- _Objective_
State the number of lines where "this" appears. Add nothing else.
═════ Data supplied ═════
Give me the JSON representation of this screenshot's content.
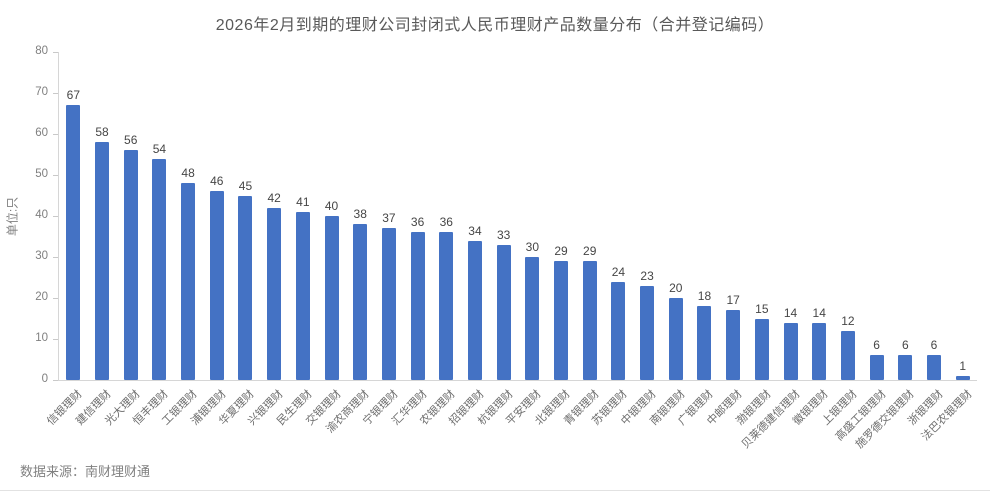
{
  "chart_data": {
    "type": "bar",
    "title": "2026年2月到期的理财公司封闭式人民币理财产品数量分布（合并登记编码）",
    "xlabel": "",
    "ylabel": "单位:只",
    "categories": [
      "信银理财",
      "建信理财",
      "光大理财",
      "恒丰理财",
      "工银理财",
      "浦银理财",
      "华夏理财",
      "兴银理财",
      "民生理财",
      "交银理财",
      "渝农商理财",
      "宁银理财",
      "汇华理财",
      "农银理财",
      "招银理财",
      "杭银理财",
      "平安理财",
      "北银理财",
      "青银理财",
      "苏银理财",
      "中银理财",
      "南银理财",
      "广银理财",
      "中邮理财",
      "渤银理财",
      "贝莱德建信理财",
      "徽银理财",
      "上银理财",
      "高盛工银理财",
      "施罗德交银理财",
      "浙银理财",
      "法巴农银理财"
    ],
    "values": [
      67,
      58,
      56,
      54,
      48,
      46,
      45,
      42,
      41,
      40,
      38,
      37,
      36,
      36,
      34,
      33,
      30,
      29,
      29,
      24,
      23,
      20,
      18,
      17,
      15,
      14,
      14,
      12,
      6,
      6,
      6,
      1
    ],
    "ylim": [
      0,
      80
    ],
    "yticks": [
      0,
      10,
      20,
      30,
      40,
      50,
      60,
      70,
      80
    ],
    "grid": false,
    "legend_position": "none",
    "bar_color": "#4472C4",
    "background_color": "#ffffff",
    "data_labels": true
  },
  "footer": {
    "source": "数据来源：南财理财通"
  }
}
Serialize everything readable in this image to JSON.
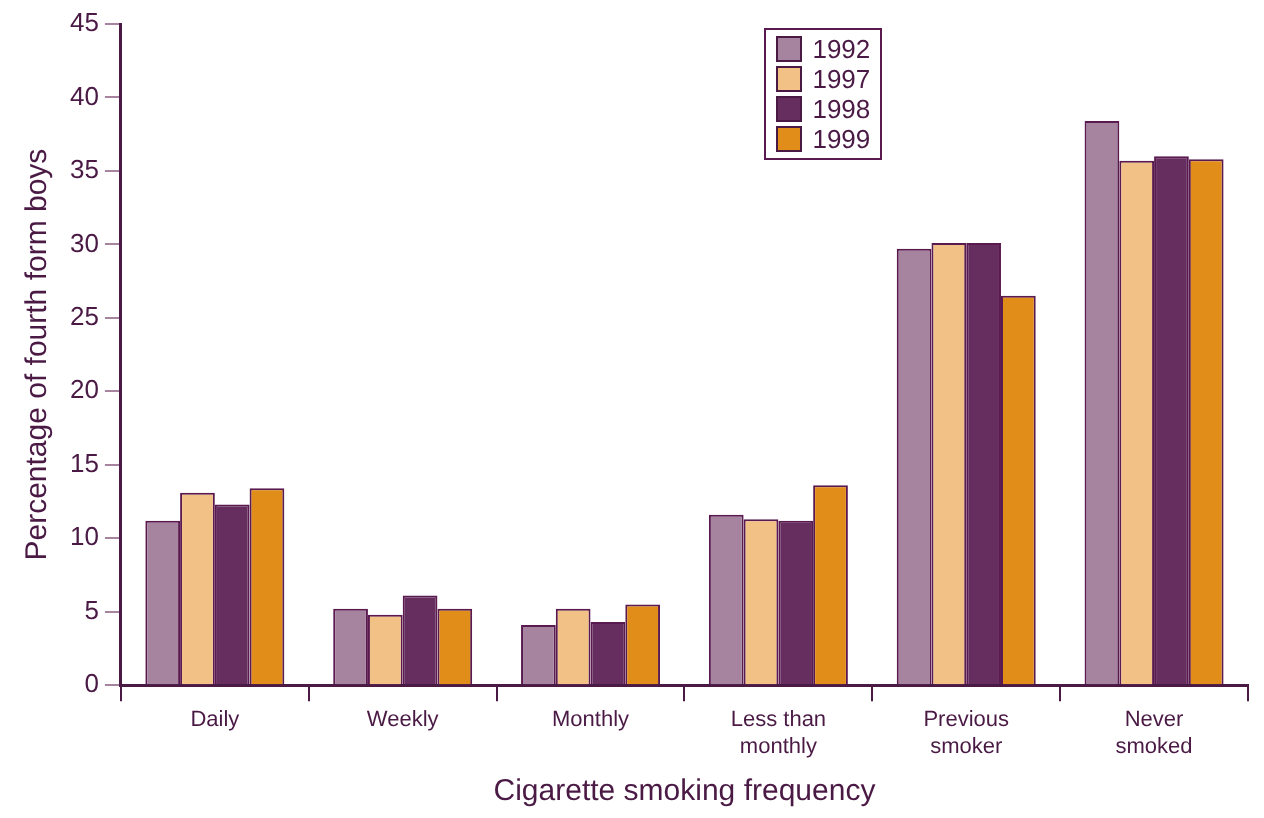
{
  "chart_data": {
    "type": "bar",
    "xlabel": "Cigarette smoking frequency",
    "ylabel": "Percentage of fourth form boys",
    "categories": [
      "Daily",
      "Weekly",
      "Monthly",
      "Less than\nmonthly",
      "Previous\nsmoker",
      "Never\nsmoked"
    ],
    "series": [
      {
        "name": "1992",
        "color": "#a6849f",
        "values": [
          11.2,
          5.2,
          4.1,
          11.6,
          29.7,
          38.4
        ]
      },
      {
        "name": "1997",
        "color": "#f2c186",
        "values": [
          13.1,
          4.8,
          5.2,
          11.3,
          30.1,
          35.7
        ]
      },
      {
        "name": "1998",
        "color": "#662e5e",
        "values": [
          12.3,
          6.1,
          4.3,
          11.2,
          30.1,
          36.0
        ]
      },
      {
        "name": "1999",
        "color": "#e18d1a",
        "values": [
          13.4,
          5.2,
          5.5,
          13.6,
          26.5,
          35.8
        ]
      }
    ],
    "ylim": [
      0,
      45
    ],
    "yticks": [
      0,
      5,
      10,
      15,
      20,
      25,
      30,
      35,
      40,
      45
    ],
    "grid": false,
    "legend": "top"
  }
}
═════
- _Exercise result_
2